* _PROVIDED PASSAGE_
Tricking Customers Into Buying Your Product

Tricking is a shortcut that erodes trust and stains your industry.


And it’s everywhere.


Creators are tricking
people into consuming their content.
Movie trailers intercut dialogue from
different scenes, use music that isn’t on the soundtrack and show action
sequences that don’t make the final cut. But by the time you’ve paid for and
watched the film, it’s too late.


Companies are tricking
customers into buying.

Credit cards lead you to believe certain services are free and mandatory. And
you end up paying for costly, unnecessary amenities like payment protection and
credit monitoring. But by the time you’ve shelled out for the hidden fees, it’s
too late.


Websites are tricking
users into oversharing.
Applications coerce you into signing misleading
agreements, bypassing privacy settings and revealing personal information. And
before you know it, they’re tracking and predicting your every move. But by the
time you’ve updated your status, it’s too late.


What’s scary is, the culprits of this trickery aren’t the
typical scammers, spammers and hacks. 

Nigerian Prince Emeka Umtoku? I expect
trickery from him.



These examples come from real companies. Big ones. Public ones.


That’s their strategy for reaching you – a digital ruse.


The irony is, if you have to trick customers into buying,
using, viewing or sharing your product; you don’t deserve to be selling it in
the first place.


Make People Miss You In Their Past

“Where has this place been my whole life?”


That’s the ultimate. To make people miss you in their past.
To deliver such an amazing experience, such a phenomenal product, that not only
do they rave and regale and recommend you to the world, they regret not meeting
you sooner. They can’t believe they’re just now finding out about you.


Finally, a company who gets it. A company who gets them.


Because prior to today, interacting with an company who does
what you do, has been a chore at best and a nightmare at worst. Certainly not something people
could enjoy or, god forbid, look forward to.


But now that they’ve found you, they may never leave.


Nourish is the perfect example. If you’re a health conscious
person with allergies or dietary restrictions, this place is your mecca. Your
health food paradise. Your safe zone for not feeling like the freak at the
table. Kirstin even wrote a cookbook on this very idea.


If you want to become a regular part of people’s lives, if
you want them to make time in their busy schedule to visit the world you’ve
created, put yourself in their future by making them miss you in their past.


Capitalize on the Content Others Neglect

Target has offered nearly two thousand design options for its gift cards.

* _PROVIDED MATERIAL_
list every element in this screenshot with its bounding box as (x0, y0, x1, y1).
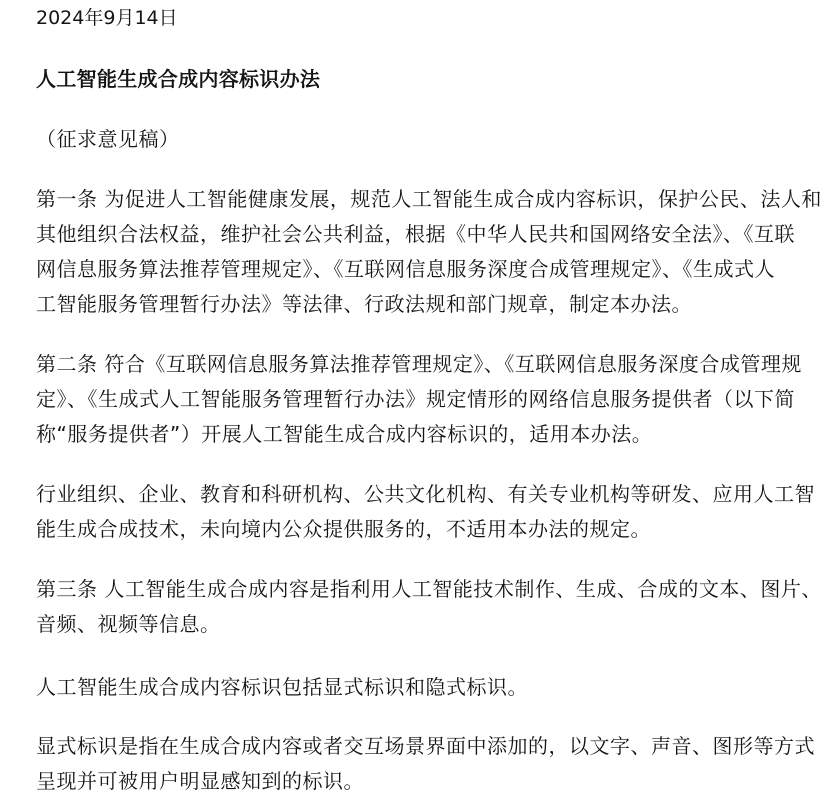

* _GOAL_
Answer these questions from the passage on tricking customers:
1. Which two amenities does the passage say credit card holders end up paying for?
2. What does the passage call the perfect example of making people miss you in their past?
3. How many design options has Target offered for its gift cards?

* _SOLUTION FOR THIS PROBLEM_
1. Payment protection and credit monitoring.
2. Nourish.
3. Nearly two thousand.